- Extracted records
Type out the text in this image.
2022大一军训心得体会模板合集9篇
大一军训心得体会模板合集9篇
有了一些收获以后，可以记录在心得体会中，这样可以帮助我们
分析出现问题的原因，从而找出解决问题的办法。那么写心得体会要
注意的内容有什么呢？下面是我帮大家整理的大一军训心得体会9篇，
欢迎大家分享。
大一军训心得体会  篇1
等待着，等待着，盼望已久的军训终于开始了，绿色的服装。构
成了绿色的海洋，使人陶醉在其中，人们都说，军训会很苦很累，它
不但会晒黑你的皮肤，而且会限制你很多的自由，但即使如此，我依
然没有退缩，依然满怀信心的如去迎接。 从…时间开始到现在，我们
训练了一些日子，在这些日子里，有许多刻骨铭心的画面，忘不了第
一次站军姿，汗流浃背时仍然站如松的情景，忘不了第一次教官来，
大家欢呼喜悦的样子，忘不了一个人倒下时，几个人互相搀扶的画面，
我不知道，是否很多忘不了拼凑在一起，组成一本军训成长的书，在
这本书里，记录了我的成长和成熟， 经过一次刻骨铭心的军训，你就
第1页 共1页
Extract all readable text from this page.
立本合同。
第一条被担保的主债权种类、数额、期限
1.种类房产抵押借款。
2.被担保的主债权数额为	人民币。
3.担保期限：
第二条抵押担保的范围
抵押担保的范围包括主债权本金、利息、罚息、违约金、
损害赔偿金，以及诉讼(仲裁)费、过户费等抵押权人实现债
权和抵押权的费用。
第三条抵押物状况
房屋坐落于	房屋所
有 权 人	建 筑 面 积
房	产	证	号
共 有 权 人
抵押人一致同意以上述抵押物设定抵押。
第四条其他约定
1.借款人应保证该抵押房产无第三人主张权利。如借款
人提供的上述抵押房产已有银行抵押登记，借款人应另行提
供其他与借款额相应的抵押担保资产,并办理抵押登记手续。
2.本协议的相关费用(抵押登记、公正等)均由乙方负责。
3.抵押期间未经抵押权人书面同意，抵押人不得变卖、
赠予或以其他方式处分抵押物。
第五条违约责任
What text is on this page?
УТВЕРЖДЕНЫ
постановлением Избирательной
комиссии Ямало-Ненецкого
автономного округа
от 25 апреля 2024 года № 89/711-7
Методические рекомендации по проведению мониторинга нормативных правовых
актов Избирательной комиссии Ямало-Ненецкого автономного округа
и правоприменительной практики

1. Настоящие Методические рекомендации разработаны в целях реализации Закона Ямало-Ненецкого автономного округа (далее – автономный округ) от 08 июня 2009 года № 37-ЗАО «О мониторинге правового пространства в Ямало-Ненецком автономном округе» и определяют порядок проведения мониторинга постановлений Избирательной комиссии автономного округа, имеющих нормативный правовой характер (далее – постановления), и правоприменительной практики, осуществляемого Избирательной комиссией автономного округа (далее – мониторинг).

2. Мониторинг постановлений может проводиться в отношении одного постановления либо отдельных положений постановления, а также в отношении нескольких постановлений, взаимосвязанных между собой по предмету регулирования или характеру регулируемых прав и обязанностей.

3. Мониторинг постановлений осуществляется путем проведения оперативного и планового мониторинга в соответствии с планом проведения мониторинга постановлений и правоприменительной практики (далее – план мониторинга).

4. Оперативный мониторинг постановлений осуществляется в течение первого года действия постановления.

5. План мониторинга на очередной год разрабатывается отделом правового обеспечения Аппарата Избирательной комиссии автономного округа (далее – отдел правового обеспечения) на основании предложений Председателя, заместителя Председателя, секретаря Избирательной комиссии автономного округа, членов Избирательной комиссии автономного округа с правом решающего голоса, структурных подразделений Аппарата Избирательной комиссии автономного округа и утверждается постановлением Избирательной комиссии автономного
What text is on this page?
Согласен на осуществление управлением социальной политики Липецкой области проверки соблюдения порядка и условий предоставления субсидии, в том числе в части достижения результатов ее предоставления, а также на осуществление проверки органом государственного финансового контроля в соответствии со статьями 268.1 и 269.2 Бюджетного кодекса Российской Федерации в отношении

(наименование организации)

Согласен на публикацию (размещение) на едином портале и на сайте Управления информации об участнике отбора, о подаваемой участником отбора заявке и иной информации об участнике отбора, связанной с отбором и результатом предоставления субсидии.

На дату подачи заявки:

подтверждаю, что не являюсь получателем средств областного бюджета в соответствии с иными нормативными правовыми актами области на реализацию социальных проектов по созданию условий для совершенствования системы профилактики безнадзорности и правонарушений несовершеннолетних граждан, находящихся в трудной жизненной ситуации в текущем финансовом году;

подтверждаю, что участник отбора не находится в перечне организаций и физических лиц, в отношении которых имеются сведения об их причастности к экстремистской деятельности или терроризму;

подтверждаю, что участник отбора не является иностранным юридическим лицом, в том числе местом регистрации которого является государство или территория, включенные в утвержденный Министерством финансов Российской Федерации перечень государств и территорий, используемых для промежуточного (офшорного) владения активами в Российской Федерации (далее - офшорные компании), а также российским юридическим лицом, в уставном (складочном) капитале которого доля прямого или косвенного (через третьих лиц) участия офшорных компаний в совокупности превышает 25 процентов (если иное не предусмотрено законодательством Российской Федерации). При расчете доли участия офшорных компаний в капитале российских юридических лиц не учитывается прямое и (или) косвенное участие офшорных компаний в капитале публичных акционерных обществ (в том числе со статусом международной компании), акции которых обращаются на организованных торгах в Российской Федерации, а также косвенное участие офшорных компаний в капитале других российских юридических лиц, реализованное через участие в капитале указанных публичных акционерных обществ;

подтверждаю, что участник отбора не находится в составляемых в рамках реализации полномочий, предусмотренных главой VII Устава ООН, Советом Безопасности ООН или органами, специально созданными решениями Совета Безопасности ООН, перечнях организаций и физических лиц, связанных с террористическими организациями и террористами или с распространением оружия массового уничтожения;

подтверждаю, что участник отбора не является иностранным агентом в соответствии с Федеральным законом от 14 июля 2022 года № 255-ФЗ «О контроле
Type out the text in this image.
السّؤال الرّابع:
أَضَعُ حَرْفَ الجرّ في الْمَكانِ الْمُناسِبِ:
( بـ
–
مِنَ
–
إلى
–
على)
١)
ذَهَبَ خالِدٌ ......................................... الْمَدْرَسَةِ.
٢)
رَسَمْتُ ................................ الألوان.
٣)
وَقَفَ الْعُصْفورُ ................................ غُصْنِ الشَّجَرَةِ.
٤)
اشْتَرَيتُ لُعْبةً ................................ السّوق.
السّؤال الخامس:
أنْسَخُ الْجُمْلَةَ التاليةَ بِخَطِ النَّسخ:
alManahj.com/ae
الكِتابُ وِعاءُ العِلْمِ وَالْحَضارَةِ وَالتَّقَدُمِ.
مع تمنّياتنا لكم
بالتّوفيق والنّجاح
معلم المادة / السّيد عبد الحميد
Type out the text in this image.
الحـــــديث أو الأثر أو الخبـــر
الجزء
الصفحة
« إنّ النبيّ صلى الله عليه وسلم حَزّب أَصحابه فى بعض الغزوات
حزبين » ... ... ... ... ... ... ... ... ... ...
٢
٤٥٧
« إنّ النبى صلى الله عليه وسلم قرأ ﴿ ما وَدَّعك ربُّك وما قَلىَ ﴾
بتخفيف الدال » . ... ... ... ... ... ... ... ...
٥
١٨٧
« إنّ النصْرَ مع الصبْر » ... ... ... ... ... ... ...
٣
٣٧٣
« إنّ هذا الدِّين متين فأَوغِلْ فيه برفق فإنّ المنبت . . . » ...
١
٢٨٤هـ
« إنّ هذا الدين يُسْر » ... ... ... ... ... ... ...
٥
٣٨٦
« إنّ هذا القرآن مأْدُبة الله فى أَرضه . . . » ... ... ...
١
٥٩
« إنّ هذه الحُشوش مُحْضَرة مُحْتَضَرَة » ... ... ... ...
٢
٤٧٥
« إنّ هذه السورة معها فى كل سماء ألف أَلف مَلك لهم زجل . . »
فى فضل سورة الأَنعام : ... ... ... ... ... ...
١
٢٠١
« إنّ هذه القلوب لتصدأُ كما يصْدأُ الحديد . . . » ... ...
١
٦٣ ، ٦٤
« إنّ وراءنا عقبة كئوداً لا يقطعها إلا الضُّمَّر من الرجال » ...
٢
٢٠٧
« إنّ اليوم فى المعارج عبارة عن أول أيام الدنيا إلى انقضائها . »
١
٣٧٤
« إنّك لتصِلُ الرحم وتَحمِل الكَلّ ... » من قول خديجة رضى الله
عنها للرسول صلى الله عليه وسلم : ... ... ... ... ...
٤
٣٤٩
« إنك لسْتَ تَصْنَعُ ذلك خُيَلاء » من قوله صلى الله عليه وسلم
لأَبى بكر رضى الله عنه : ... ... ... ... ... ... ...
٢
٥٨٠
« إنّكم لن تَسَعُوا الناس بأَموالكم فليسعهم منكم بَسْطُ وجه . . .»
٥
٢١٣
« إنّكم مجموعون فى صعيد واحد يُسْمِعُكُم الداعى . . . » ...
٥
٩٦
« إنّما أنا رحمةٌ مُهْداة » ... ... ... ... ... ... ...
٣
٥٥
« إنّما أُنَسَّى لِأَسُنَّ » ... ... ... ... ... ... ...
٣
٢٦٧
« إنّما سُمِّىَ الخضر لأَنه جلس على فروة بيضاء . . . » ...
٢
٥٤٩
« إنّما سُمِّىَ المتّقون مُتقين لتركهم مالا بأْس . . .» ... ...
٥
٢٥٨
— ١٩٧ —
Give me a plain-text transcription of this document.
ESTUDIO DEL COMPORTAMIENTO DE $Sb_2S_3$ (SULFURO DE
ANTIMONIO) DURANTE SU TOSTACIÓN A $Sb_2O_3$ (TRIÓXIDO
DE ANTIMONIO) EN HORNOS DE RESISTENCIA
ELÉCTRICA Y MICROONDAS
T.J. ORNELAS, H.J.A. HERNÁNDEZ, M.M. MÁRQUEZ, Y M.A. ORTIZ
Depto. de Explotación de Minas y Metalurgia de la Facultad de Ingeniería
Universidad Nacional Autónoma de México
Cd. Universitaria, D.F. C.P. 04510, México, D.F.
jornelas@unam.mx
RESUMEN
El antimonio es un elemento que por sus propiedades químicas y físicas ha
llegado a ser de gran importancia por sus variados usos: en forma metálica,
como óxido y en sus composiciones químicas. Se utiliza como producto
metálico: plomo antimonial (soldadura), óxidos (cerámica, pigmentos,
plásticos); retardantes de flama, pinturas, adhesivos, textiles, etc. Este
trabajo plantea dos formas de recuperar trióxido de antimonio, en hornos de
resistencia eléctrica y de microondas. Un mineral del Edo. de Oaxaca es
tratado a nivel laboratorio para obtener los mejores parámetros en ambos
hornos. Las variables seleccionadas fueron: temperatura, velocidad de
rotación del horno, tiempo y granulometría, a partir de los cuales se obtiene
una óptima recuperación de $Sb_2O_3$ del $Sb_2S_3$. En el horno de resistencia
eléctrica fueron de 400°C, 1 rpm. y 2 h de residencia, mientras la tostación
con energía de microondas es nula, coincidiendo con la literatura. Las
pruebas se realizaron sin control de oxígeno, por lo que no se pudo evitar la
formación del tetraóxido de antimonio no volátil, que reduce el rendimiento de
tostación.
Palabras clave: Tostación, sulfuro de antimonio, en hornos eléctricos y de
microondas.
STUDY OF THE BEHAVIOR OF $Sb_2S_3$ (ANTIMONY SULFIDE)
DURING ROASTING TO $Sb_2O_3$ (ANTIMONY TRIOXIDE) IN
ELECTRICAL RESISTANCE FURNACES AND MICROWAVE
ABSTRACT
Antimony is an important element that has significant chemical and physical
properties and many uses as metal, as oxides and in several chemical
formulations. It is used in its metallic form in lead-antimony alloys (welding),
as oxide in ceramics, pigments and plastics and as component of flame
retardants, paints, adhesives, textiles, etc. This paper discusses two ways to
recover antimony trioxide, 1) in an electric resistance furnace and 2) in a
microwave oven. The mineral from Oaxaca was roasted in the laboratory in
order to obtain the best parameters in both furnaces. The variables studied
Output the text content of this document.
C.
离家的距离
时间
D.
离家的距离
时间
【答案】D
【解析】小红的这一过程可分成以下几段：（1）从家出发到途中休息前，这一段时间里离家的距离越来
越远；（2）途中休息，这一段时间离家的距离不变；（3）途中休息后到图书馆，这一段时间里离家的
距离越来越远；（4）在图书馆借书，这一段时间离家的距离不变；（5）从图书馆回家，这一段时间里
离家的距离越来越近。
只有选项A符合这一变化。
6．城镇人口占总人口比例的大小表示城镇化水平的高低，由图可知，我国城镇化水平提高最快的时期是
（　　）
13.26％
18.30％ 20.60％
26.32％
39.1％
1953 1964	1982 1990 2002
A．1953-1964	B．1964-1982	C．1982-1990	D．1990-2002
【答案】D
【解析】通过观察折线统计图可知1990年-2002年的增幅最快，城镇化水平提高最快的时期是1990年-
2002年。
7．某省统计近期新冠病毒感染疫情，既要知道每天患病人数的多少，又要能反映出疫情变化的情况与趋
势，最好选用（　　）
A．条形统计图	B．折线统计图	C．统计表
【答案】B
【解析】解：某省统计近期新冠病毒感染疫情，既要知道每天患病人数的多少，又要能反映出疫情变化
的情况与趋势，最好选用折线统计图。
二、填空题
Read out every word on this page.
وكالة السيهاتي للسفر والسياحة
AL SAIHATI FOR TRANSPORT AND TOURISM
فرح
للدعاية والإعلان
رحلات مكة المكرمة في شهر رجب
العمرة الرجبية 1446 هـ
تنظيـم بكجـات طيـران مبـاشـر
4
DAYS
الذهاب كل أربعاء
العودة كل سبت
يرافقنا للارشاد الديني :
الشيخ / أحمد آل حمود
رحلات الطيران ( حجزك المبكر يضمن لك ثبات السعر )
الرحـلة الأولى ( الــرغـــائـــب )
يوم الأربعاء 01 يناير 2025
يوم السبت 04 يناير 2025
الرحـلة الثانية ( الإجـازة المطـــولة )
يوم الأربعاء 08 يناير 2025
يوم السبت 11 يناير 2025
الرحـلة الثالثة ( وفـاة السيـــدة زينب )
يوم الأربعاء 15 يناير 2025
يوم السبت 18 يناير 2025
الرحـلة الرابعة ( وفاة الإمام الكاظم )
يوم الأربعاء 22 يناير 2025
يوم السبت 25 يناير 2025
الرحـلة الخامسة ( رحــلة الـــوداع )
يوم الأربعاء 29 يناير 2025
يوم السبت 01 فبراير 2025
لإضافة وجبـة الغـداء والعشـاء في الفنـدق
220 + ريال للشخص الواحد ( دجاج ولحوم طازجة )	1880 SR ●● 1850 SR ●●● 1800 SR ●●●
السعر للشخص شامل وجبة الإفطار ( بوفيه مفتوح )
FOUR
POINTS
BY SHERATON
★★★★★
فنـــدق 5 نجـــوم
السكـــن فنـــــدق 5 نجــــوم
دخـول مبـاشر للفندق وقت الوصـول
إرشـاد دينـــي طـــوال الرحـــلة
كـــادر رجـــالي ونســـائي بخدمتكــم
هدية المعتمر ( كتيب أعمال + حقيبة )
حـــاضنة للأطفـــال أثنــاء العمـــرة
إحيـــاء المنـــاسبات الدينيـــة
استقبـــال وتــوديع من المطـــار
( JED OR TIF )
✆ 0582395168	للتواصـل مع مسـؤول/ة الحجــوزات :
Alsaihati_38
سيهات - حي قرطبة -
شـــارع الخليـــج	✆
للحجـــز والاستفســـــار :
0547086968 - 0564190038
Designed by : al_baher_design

- What you are asked to do
From the data above, work out how many lines contain the string "للشخص" and reply with only the number.

- Solved problem
2